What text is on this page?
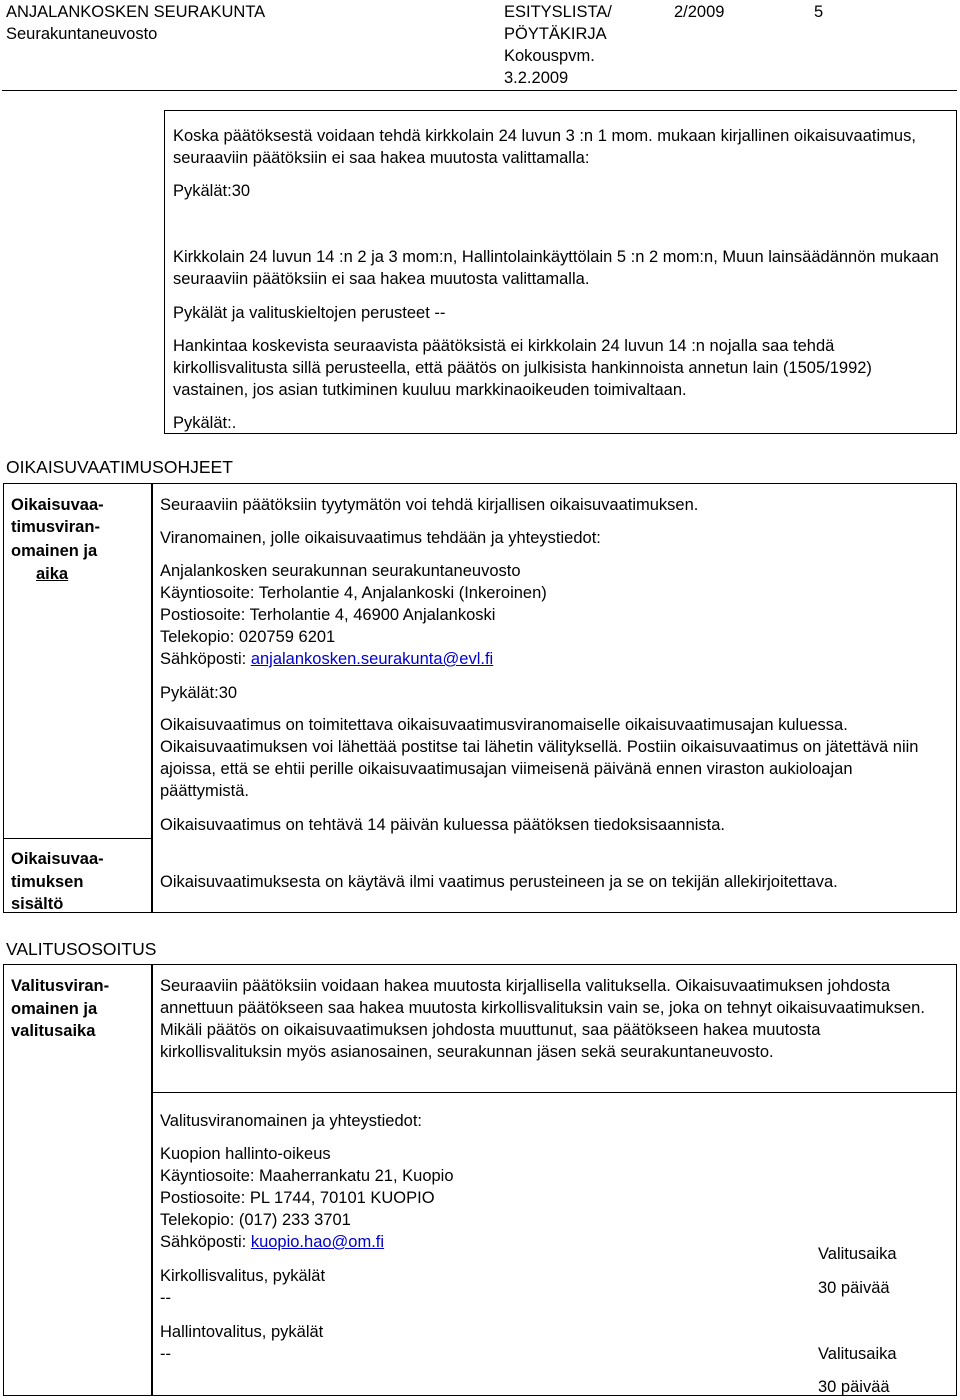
ANJALANKOSKEN SEURAKUNTA
Seurakuntaneuvosto
ESITYSLISTA/
PÖYTÄKIRJA
Kokouspvm.
3.2.2009
2/2009	5
Koska päätöksestä voidaan tehdä kirkkolain 24 luvun 3 :n 1 mom. mukaan kirjallinen oikaisuvaatimus, seuraaviin päätöksiin ei saa hakea muutosta valittamalla:
Pykälät:30
Kirkkolain 24 luvun 14 :n 2 ja 3 mom:n, Hallintolainkäyttölain 5 :n 2 mom:n, Muun lainsäädännön mukaan seuraaviin päätöksiin ei saa hakea muutosta valittamalla.
Pykälät ja valituskieltojen perusteet --
Hankintaa koskevista seuraavista päätöksistä ei kirkkolain 24 luvun 14 :n nojalla saa tehdä kirkollisvalitusta sillä perusteella, että päätös on julkisista hankinnoista annetun lain (1505/1992) vastainen, jos asian tutkiminen kuuluu markkinaoikeuden toimivaltaan.
Pykälät:.
OIKAISUVAATIMUSOHJEET
Oikaisuvaa-
timusviran-
omainen ja
aika
Seuraaviin päätöksiin tyytymätön voi tehdä kirjallisen oikaisuvaatimuksen.
Viranomainen, jolle oikaisuvaatimus tehdään ja yhteystiedot:
Anjalankosken seurakunnan seurakuntaneuvosto
Käyntiosoite: Terholantie 4, Anjalankoski (Inkeroinen)
Postiosoite: Terholantie 4, 46900 Anjalankoski
Telekopio: 020759 6201
Sähköposti: anjalankosken.seurakunta@evl.fi
Pykälät:30
Oikaisuvaatimus on toimitettava oikaisuvaatimusviranomaiselle oikaisuvaatimusajan kuluessa. Oikaisuvaatimuksen voi lähettää postitse tai lähetin välityksellä. Postiin oikaisuvaatimus on jätettävä niin ajoissa, että se ehtii perille oikaisuvaatimusajan viimeisenä päivänä ennen viraston aukioloajan päättymistä.
Oikaisuvaatimus on tehtävä 14 päivän kuluessa päätöksen tiedoksisaannista.
Oikaisuvaa-
timuksen
sisältö
Oikaisuvaatimuksesta on käytävä ilmi vaatimus perusteineen ja se on tekijän allekirjoitettava.
VALITUSOSOITUS
Valitusviran-
omainen ja
valitusaika
Seuraaviin päätöksiin voidaan hakea muutosta kirjallisella valituksella. Oikaisuvaatimuksen johdosta annettuun päätökseen saa hakea muutosta kirkollisvalituksin vain se, joka on tehnyt oikaisuvaatimuksen. Mikäli päätös on oikaisuvaatimuksen johdosta muuttunut, saa päätökseen hakea muutosta kirkollisvalituksin myös asianosainen, seurakunnan jäsen sekä seurakuntaneuvosto.
Valitusviranomainen ja yhteystiedot:
Kuopion hallinto-oikeus
Käyntiosoite: Maaherrankatu 21, Kuopio
Postiosoite: PL 1744, 70101 KUOPIO
Telekopio: (017) 233 3701
Sähköposti: kuopio.hao@om.fi
Kirkollisvalitus, pykälät
--
Hallintovalitus, pykälät
--
Valitusaika
30 päivää
Valitusaika
30 päivää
**********
• _Problem to work on_
Using the listing above, gather each line that holds the string "muutosta" and copy it.

• _Problem solution_
Koska päätöksestä voidaan tehdä kirkkolain 24 luvun 3 :n 1 mom. mukaan kirjallinen oikaisuvaatimus, seuraaviin päätöksiin ei saa hakea muutosta valittamalla:
Kirkkolain 24 luvun 14 :n 2 ja 3 mom:n, Hallintolainkäyttölain 5 :n 2 mom:n, Muun lainsäädännön mukaan seuraaviin päätöksiin ei saa hakea muutosta valittamalla.
Seuraaviin päätöksiin voidaan hakea muutosta kirjallisella valituksella. Oikaisuvaatimuksen johdosta annettuun päätökseen saa hakea muutosta kirkollisvalituksin vain se, joka on tehnyt oikaisuvaatimuksen. Mikäli päätös on oikaisuvaatimuksen johdosta muuttunut, saa päätökseen hakea muutosta kirkollisvalituksin myös asianosainen, seurakunnan jäsen sekä seurakuntaneuvosto.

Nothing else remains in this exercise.